TASK INSTRUCTIONS: Find all lines in the listing that include the word "name", then copy them.

****************

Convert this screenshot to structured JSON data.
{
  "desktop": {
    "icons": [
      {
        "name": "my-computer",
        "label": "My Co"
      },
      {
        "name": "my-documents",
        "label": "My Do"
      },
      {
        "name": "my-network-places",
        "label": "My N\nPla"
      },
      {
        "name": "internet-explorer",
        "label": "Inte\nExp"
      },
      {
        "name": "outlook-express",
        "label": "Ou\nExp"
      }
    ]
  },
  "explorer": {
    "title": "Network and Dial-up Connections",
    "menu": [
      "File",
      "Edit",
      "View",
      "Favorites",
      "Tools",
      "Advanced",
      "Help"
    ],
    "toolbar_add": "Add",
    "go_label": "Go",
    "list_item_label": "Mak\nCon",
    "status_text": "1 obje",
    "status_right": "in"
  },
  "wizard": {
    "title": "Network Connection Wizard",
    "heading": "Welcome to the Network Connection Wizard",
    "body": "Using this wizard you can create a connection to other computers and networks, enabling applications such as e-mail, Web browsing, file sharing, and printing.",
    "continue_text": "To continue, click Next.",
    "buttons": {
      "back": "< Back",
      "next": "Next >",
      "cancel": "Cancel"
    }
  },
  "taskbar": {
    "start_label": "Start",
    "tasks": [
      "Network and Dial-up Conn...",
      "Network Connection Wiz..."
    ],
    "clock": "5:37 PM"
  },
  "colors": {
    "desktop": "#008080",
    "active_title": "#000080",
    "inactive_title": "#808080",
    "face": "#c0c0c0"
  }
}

****************

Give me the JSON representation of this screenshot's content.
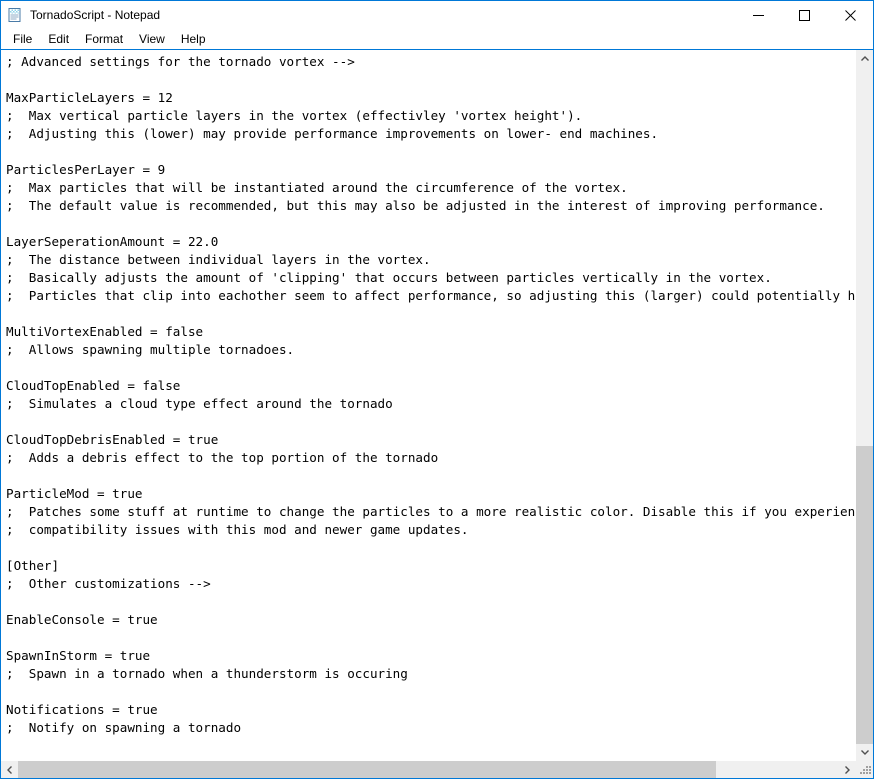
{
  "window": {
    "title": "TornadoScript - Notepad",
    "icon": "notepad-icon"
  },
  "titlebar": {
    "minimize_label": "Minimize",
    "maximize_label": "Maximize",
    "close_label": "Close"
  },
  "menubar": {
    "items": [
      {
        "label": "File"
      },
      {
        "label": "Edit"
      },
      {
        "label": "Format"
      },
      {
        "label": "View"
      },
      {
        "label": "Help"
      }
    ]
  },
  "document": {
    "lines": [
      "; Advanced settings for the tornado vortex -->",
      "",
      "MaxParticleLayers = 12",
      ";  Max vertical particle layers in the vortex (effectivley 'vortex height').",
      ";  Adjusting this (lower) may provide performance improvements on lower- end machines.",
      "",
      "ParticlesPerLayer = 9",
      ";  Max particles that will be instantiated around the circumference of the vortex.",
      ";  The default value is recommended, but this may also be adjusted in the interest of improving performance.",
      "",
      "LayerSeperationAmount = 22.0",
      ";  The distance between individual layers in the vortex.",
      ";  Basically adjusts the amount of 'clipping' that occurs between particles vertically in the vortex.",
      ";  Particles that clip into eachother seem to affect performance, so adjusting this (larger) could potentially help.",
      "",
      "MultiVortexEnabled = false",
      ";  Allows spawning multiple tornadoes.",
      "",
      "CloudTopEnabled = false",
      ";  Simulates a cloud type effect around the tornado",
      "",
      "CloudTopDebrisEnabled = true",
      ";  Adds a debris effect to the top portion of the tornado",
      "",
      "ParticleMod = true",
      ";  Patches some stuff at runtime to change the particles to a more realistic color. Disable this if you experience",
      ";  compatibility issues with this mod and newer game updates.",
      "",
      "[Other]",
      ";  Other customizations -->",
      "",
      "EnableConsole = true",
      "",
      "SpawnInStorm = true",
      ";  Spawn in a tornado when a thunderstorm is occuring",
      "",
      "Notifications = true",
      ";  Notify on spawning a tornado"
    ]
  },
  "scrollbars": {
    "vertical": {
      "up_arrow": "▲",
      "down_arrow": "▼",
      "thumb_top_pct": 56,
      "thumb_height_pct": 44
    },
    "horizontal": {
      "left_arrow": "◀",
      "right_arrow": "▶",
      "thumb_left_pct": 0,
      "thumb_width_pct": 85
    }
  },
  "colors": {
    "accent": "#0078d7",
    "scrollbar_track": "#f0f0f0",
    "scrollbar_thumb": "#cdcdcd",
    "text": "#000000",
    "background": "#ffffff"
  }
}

****************

WRITTEN RESPONSE:
        "name": "my-computer",
        "name": "my-documents",
        "name": "my-network-places",
        "name": "internet-explorer",
        "name": "outlook-express",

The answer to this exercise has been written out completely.